TO BE DONE.
Do not copy the pictures; transcribe all other material exactly.

PROVIDED DATA.

— Begin —

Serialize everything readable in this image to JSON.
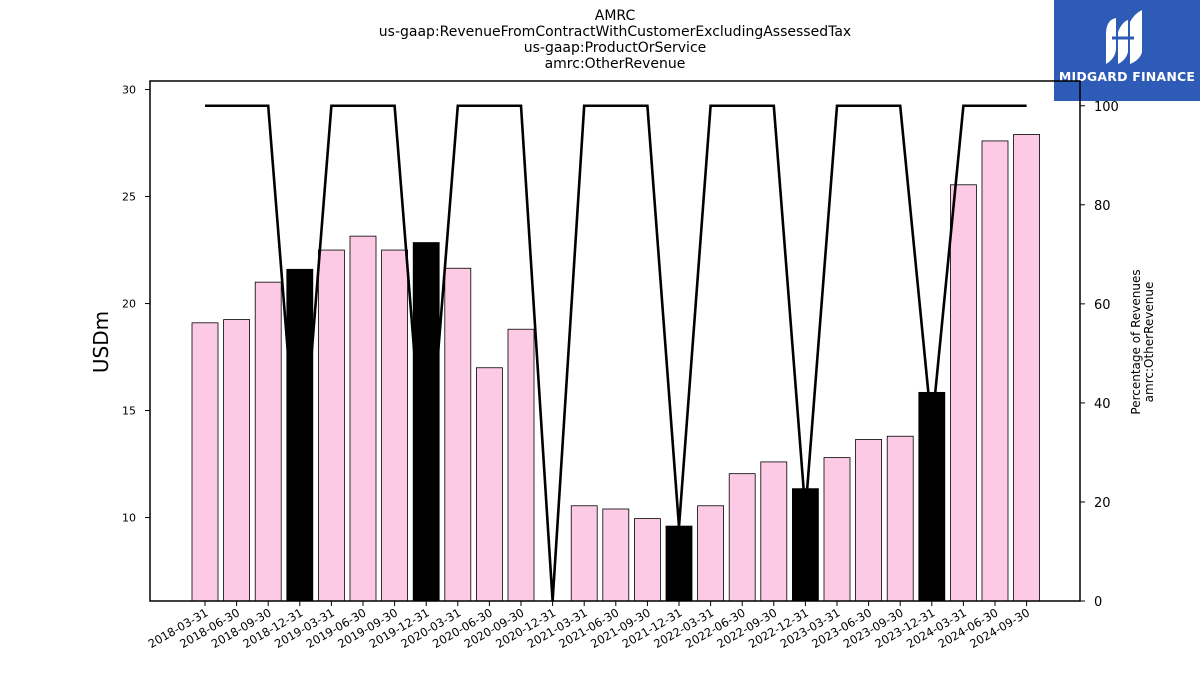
{
  "title_lines": [
    "AMRC",
    "us-gaap:RevenueFromContractWithCustomerExcludingAssessedTax",
    "us-gaap:ProductOrService",
    "amrc:OtherRevenue"
  ],
  "logo": {
    "text": "MIDGARD FINANCE",
    "background": "#2d5bb5",
    "icon": "midgard-logo-icon"
  },
  "colors": {
    "bar": "#fccae4",
    "bar_highlight": "#000000",
    "line": "#000000"
  },
  "chart_data": {
    "type": "bar",
    "categories": [
      "2018-03-31",
      "2018-06-30",
      "2018-09-30",
      "2018-12-31",
      "2019-03-31",
      "2019-06-30",
      "2019-09-30",
      "2019-12-31",
      "2020-03-31",
      "2020-06-30",
      "2020-09-30",
      "2020-12-31",
      "2021-03-31",
      "2021-06-30",
      "2021-09-30",
      "2021-12-31",
      "2022-03-31",
      "2022-06-30",
      "2022-09-30",
      "2022-12-31",
      "2023-03-31",
      "2023-06-30",
      "2023-09-30",
      "2023-12-31",
      "2024-03-31",
      "2024-06-30",
      "2024-09-30"
    ],
    "values": [
      19.1,
      19.25,
      21.0,
      21.6,
      22.5,
      23.15,
      22.5,
      22.85,
      21.65,
      17.0,
      18.8,
      null,
      10.55,
      10.4,
      9.95,
      9.6,
      10.55,
      12.05,
      12.6,
      11.35,
      12.8,
      13.65,
      13.8,
      15.85,
      25.55,
      27.6,
      27.9
    ],
    "highlight": [
      false,
      false,
      false,
      true,
      false,
      false,
      false,
      true,
      false,
      false,
      false,
      false,
      false,
      false,
      false,
      true,
      false,
      false,
      false,
      true,
      false,
      false,
      false,
      true,
      false,
      false,
      false
    ],
    "line_series": {
      "values": [
        100,
        100,
        100,
        20,
        100,
        100,
        100,
        20,
        100,
        100,
        100,
        0,
        100,
        100,
        100,
        15,
        100,
        100,
        100,
        18,
        100,
        100,
        100,
        35,
        100,
        100,
        100
      ]
    },
    "ylabel": "USDm",
    "ylim": [
      6.1,
      30.4
    ],
    "yticks": [
      10,
      15,
      20,
      25,
      30
    ],
    "y2label": [
      "Percentage of Revenues",
      "amrc:OtherRevenue"
    ],
    "y2lim": [
      0,
      105
    ],
    "y2ticks": [
      0,
      20,
      40,
      60,
      80,
      100
    ],
    "grid": false,
    "legend": "none"
  }
}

— End —

TASK RESPONSE.
Serialize everything readable in this image to JSON.
{
  "title_lines": [
    "AMRC",
    "us-gaap:RevenueFromContractWithCustomerExcludingAssessedTax",
    "us-gaap:ProductOrService",
    "amrc:OtherRevenue"
  ],
  "logo": {
    "text": "MIDGARD FINANCE",
    "background": "#2d5bb5",
    "icon": "midgard-logo-icon"
  },
  "colors": {
    "bar": "#fccae4",
    "bar_highlight": "#000000",
    "line": "#000000"
  },
  "chart_data": {
    "type": "bar",
    "categories": [
      "2018-03-31",
      "2018-06-30",
      "2018-09-30",
      "2018-12-31",
      "2019-03-31",
      "2019-06-30",
      "2019-09-30",
      "2019-12-31",
      "2020-03-31",
      "2020-06-30",
      "2020-09-30",
      "2020-12-31",
      "2021-03-31",
      "2021-06-30",
      "2021-09-30",
      "2021-12-31",
      "2022-03-31",
      "2022-06-30",
      "2022-09-30",
      "2022-12-31",
      "2023-03-31",
      "2023-06-30",
      "2023-09-30",
      "2023-12-31",
      "2024-03-31",
      "2024-06-30",
      "2024-09-30"
    ],
    "values": [
      19.1,
      19.25,
      21.0,
      21.6,
      22.5,
      23.15,
      22.5,
      22.85,
      21.65,
      17.0,
      18.8,
      null,
      10.55,
      10.4,
      9.95,
      9.6,
      10.55,
      12.05,
      12.6,
      11.35,
      12.8,
      13.65,
      13.8,
      15.85,
      25.55,
      27.6,
      27.9
    ],
    "highlight": [
      false,
      false,
      false,
      true,
      false,
      false,
      false,
      true,
      false,
      false,
      false,
      false,
      false,
      false,
      false,
      true,
      false,
      false,
      false,
      true,
      false,
      false,
      false,
      true,
      false,
      false,
      false
    ],
    "line_series": {
      "values": [
        100,
        100,
        100,
        20,
        100,
        100,
        100,
        20,
        100,
        100,
        100,
        0,
        100,
        100,
        100,
        15,
        100,
        100,
        100,
        18,
        100,
        100,
        100,
        35,
        100,
        100,
        100
      ]
    },
    "ylabel": "USDm",
    "ylim": [
      6.1,
      30.4
    ],
    "yticks": [
      10,
      15,
      20,
      25,
      30
    ],
    "y2label": [
      "Percentage of Revenues",
      "amrc:OtherRevenue"
    ],
    "y2lim": [
      0,
      105
    ],
    "y2ticks": [
      0,
      20,
      40,
      60,
      80,
      100
    ],
    "grid": false,
    "legend": "none"
  }
}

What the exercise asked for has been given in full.